Une des raisons invoquées par Platon pour bannir les poètes de la cité dans sa République, c’est la façon jugée légère dont ils nous décrivent les divinités, quand ils rapportent des aventures amoureuses extravagantes et parfois très «illicites», quand ils nous racontent les mensonges qu’ils s’accordent le droit de proférer, les trahisons, etc. Homère est visé en particulier, malgré un génie qui ne lui est pas contesté. On peut donc considérer que, pour Platon comme pour d’autres, le problème de la poésie n’est pas seulement de vouloir rivaliser avec la philosophie s’agissant de dire le vrai : il est aussi celui d’introduire de l’impiété dans la pratique de la religion. Et l’on comprend mieux pourquoi, plus tard, cette mesure d’exclusion sera reconduite par les autorités religieuses dans les pays convertis au christianisme. Il y a quelque chose de «licencieux» chez le poète, qui est perçu comme une menace dirigée contre les bonnes mœurs de la société. L’islam ne démentira pas cette attitude de défiance, que des poètes comme Abou Nawas viendront justifier a posteriori.

La question se pose d’ailleurs de savoir si, quand le romantisme cherchera à tirer la poésie du côté d’une forme de religiosité, et qu’il tentera même de ressusciter les anciennes divinités européennes, ce ne sera pas un artifice pour mettre en difficulté l’Eglise — qu’elle soit catholique ou réformée : une manière, finalement, d’inventer une autre religion, plus proche sans doute de la nature et de sa puissance secrète, pour isoler la religion institutionnelle dont les dogmes étaient de plus en plus mal supportés dans les milieux lettrés. Ce qui voudrait donc dire que la piété demeure au fond étrangère à la poésie, mais qu’on l’aurait affublée de l’habit religieux pour les besoins de la cause.

(Données d'éléments et de coordonnées)
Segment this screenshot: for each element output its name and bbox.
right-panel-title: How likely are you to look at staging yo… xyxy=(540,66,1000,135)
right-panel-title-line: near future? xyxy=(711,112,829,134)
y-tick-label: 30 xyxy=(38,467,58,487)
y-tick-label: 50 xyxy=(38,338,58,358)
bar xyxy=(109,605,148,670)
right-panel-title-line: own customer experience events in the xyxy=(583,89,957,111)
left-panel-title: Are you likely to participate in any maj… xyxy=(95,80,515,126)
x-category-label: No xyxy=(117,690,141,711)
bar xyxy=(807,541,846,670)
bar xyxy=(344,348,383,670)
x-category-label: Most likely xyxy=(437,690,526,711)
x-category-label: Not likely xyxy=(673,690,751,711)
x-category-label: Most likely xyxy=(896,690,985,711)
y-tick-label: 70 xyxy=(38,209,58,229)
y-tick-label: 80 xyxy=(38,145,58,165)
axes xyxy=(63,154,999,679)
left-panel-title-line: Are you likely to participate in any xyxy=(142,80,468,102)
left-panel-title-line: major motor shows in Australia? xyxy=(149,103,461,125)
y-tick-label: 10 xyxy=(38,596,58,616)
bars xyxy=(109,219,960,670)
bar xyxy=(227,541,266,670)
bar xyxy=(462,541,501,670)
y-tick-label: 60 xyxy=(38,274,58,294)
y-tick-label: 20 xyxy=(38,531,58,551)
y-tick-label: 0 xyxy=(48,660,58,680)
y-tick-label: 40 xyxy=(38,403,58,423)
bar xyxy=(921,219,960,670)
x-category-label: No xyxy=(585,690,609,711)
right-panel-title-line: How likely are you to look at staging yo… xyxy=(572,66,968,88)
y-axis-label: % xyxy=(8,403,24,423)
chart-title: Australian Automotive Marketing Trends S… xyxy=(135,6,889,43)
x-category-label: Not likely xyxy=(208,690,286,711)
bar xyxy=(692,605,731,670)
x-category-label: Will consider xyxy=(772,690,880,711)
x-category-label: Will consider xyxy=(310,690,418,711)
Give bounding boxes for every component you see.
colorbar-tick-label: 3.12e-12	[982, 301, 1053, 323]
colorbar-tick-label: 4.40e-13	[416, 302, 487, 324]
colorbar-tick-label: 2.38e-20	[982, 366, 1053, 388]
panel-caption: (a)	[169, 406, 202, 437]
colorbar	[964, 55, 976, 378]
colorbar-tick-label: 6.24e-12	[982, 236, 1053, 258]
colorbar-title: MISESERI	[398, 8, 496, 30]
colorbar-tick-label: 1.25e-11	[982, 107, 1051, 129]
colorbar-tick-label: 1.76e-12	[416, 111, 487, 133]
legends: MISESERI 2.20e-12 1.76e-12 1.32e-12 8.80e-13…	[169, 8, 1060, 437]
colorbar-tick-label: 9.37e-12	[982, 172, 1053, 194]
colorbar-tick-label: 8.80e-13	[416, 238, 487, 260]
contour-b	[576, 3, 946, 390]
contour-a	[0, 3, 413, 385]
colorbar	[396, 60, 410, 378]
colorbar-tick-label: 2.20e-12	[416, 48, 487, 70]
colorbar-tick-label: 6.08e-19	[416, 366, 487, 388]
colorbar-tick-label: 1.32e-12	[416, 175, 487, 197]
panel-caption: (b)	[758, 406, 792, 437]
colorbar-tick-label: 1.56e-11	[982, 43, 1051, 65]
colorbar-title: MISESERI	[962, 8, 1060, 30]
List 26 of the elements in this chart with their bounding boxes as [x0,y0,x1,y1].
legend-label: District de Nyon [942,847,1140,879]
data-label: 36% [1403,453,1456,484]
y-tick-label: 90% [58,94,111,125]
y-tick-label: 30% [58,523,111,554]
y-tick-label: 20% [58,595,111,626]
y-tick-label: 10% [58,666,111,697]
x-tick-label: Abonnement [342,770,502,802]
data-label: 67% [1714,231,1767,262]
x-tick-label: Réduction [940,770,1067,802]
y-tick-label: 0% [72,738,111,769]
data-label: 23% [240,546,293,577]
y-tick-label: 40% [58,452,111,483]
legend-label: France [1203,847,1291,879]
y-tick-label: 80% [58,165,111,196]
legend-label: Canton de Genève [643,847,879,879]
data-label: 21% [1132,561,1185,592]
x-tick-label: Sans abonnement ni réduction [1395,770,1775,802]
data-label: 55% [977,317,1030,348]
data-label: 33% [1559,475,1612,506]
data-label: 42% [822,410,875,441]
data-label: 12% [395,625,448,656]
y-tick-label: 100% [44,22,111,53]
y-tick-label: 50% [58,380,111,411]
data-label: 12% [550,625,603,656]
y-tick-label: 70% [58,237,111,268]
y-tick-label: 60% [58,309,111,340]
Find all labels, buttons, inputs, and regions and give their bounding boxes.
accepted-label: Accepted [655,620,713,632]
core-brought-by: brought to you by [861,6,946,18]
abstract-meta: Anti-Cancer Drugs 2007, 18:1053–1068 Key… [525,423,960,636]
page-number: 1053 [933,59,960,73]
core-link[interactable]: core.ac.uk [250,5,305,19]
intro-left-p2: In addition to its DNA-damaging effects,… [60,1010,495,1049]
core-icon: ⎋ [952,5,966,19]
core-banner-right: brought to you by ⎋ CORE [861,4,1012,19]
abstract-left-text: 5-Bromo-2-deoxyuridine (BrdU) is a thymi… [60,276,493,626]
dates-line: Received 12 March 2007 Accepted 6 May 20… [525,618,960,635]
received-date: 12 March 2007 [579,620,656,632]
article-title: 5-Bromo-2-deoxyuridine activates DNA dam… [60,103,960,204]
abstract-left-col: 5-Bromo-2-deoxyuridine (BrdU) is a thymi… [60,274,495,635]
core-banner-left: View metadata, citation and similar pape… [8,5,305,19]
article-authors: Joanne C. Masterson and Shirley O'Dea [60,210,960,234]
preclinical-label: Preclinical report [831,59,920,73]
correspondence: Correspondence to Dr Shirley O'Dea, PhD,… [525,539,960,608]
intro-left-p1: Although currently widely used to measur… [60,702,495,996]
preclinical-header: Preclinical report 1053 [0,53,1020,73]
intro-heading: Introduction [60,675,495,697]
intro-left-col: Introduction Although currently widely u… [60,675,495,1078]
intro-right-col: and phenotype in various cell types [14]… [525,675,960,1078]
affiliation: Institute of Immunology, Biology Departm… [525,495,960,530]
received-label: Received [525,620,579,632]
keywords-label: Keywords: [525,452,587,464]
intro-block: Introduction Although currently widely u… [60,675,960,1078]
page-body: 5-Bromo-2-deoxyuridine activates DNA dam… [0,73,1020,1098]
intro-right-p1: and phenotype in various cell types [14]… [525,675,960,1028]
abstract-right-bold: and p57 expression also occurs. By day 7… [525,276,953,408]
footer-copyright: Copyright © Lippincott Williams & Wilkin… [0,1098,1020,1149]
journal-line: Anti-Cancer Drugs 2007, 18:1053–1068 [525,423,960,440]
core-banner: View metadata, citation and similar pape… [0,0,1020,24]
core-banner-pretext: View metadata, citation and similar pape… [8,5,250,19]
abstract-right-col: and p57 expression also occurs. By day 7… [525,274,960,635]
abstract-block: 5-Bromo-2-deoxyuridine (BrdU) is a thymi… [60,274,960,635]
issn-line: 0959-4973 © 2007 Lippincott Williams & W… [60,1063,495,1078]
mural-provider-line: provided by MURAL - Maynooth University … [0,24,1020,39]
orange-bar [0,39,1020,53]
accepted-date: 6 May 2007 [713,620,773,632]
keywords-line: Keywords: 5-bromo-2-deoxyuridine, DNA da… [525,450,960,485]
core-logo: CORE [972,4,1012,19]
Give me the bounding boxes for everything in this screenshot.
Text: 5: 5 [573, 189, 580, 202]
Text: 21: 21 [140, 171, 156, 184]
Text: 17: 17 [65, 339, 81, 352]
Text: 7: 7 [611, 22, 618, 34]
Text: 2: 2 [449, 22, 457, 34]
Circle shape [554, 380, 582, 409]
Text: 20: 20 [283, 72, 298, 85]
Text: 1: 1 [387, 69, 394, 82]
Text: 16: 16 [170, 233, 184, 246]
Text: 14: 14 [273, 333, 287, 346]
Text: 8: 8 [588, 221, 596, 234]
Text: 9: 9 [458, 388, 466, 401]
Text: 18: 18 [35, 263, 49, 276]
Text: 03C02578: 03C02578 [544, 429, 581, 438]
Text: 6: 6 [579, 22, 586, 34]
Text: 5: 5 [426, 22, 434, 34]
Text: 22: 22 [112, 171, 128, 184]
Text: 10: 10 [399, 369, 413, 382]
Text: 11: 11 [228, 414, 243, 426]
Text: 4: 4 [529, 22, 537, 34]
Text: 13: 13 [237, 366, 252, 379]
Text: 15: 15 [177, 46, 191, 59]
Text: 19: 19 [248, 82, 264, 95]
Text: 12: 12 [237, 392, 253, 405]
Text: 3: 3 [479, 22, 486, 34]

• **CONSIGNE**:
Dans le passage sur la poésie et la religion, quel poète Platon vise-t-il en particulier ?

• **RÉSULTAT**:
Homère.